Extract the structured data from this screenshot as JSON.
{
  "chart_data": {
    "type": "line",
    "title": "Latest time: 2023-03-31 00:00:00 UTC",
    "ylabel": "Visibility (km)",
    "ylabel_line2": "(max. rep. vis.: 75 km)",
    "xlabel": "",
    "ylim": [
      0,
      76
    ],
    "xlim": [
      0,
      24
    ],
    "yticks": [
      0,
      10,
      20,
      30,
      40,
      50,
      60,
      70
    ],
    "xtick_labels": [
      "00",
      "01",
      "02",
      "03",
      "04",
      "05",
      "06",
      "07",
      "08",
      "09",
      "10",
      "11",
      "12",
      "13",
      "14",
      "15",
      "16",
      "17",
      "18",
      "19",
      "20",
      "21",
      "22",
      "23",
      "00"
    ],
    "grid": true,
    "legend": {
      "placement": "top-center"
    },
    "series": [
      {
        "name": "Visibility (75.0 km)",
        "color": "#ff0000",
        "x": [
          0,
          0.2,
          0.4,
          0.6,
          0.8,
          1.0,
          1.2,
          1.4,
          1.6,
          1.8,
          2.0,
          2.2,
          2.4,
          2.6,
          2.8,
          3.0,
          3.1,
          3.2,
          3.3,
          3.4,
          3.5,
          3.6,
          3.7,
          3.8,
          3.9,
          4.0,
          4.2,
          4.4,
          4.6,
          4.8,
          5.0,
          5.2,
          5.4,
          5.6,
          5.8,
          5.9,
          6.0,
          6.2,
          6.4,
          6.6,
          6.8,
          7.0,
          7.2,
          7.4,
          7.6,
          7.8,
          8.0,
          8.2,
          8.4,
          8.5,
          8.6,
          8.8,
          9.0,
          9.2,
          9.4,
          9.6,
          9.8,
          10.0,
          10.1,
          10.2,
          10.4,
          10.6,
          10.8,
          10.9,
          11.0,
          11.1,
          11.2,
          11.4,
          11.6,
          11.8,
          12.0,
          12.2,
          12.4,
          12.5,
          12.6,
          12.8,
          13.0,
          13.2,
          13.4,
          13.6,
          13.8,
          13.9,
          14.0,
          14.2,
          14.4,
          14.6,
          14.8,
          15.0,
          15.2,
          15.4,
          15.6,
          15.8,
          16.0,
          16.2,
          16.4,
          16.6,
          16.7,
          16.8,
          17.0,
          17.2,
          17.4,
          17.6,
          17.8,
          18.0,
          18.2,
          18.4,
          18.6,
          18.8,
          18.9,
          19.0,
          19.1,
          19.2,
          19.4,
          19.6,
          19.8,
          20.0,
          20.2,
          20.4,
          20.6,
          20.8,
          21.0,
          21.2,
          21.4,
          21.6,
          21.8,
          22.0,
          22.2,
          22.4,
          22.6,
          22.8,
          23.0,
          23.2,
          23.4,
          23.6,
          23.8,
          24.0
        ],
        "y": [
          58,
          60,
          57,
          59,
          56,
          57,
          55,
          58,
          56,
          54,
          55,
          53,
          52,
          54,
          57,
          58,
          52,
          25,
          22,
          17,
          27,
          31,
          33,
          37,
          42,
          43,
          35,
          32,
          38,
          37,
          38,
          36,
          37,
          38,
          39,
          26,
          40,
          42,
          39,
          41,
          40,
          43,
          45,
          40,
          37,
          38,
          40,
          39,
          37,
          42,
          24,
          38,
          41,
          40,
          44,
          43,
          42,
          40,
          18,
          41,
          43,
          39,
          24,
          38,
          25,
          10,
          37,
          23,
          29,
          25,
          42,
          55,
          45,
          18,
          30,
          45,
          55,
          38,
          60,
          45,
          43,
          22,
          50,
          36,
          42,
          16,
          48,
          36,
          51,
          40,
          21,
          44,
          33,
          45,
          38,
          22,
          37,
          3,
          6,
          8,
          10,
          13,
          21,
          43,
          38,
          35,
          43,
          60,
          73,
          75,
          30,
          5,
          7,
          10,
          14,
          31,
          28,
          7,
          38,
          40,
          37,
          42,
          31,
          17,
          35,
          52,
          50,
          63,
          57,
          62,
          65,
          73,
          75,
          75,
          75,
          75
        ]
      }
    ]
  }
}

____

# Exercise requirements
Transcribe all the entries, keeping each one exactly as it is.

# Exercise output
Extract the structured data from this screenshot as JSON.
{
  "chart_data": {
    "type": "line",
    "title": "Latest time: 2023-03-31 00:00:00 UTC",
    "ylabel": "Visibility (km)",
    "ylabel_line2": "(max. rep. vis.: 75 km)",
    "xlabel": "",
    "ylim": [
      0,
      76
    ],
    "xlim": [
      0,
      24
    ],
    "yticks": [
      0,
      10,
      20,
      30,
      40,
      50,
      60,
      70
    ],
    "xtick_labels": [
      "00",
      "01",
      "02",
      "03",
      "04",
      "05",
      "06",
      "07",
      "08",
      "09",
      "10",
      "11",
      "12",
      "13",
      "14",
      "15",
      "16",
      "17",
      "18",
      "19",
      "20",
      "21",
      "22",
      "23",
      "00"
    ],
    "grid": true,
    "legend": {
      "placement": "top-center"
    },
    "series": [
      {
        "name": "Visibility (75.0 km)",
        "color": "#ff0000",
        "x": [
          0,
          0.2,
          0.4,
          0.6,
          0.8,
          1.0,
          1.2,
          1.4,
          1.6,
          1.8,
          2.0,
          2.2,
          2.4,
          2.6,
          2.8,
          3.0,
          3.1,
          3.2,
          3.3,
          3.4,
          3.5,
          3.6,
          3.7,
          3.8,
          3.9,
          4.0,
          4.2,
          4.4,
          4.6,
          4.8,
          5.0,
          5.2,
          5.4,
          5.6,
          5.8,
          5.9,
          6.0,
          6.2,
          6.4,
          6.6,
          6.8,
          7.0,
          7.2,
          7.4,
          7.6,
          7.8,
          8.0,
          8.2,
          8.4,
          8.5,
          8.6,
          8.8,
          9.0,
          9.2,
          9.4,
          9.6,
          9.8,
          10.0,
          10.1,
          10.2,
          10.4,
          10.6,
          10.8,
          10.9,
          11.0,
          11.1,
          11.2,
          11.4,
          11.6,
          11.8,
          12.0,
          12.2,
          12.4,
          12.5,
          12.6,
          12.8,
          13.0,
          13.2,
          13.4,
          13.6,
          13.8,
          13.9,
          14.0,
          14.2,
          14.4,
          14.6,
          14.8,
          15.0,
          15.2,
          15.4,
          15.6,
          15.8,
          16.0,
          16.2,
          16.4,
          16.6,
          16.7,
          16.8,
          17.0,
          17.2,
          17.4,
          17.6,
          17.8,
          18.0,
          18.2,
          18.4,
          18.6,
          18.8,
          18.9,
          19.0,
          19.1,
          19.2,
          19.4,
          19.6,
          19.8,
          20.0,
          20.2,
          20.4,
          20.6,
          20.8,
          21.0,
          21.2,
          21.4,
          21.6,
          21.8,
          22.0,
          22.2,
          22.4,
          22.6,
          22.8,
          23.0,
          23.2,
          23.4,
          23.6,
          23.8,
          24.0
        ],
        "y": [
          58,
          60,
          57,
          59,
          56,
          57,
          55,
          58,
          56,
          54,
          55,
          53,
          52,
          54,
          57,
          58,
          52,
          25,
          22,
          17,
          27,
          31,
          33,
          37,
          42,
          43,
          35,
          32,
          38,
          37,
          38,
          36,
          37,
          38,
          39,
          26,
          40,
          42,
          39,
          41,
          40,
          43,
          45,
          40,
          37,
          38,
          40,
          39,
          37,
          42,
          24,
          38,
          41,
          40,
          44,
          43,
          42,
          40,
          18,
          41,
          43,
          39,
          24,
          38,
          25,
          10,
          37,
          23,
          29,
          25,
          42,
          55,
          45,
          18,
          30,
          45,
          55,
          38,
          60,
          45,
          43,
          22,
          50,
          36,
          42,
          16,
          48,
          36,
          51,
          40,
          21,
          44,
          33,
          45,
          38,
          22,
          37,
          3,
          6,
          8,
          10,
          13,
          21,
          43,
          38,
          35,
          43,
          60,
          73,
          75,
          30,
          5,
          7,
          10,
          14,
          31,
          28,
          7,
          38,
          40,
          37,
          42,
          31,
          17,
          35,
          52,
          50,
          63,
          57,
          62,
          65,
          73,
          75,
          75,
          75,
          75
        ]
      }
    ]
  }
}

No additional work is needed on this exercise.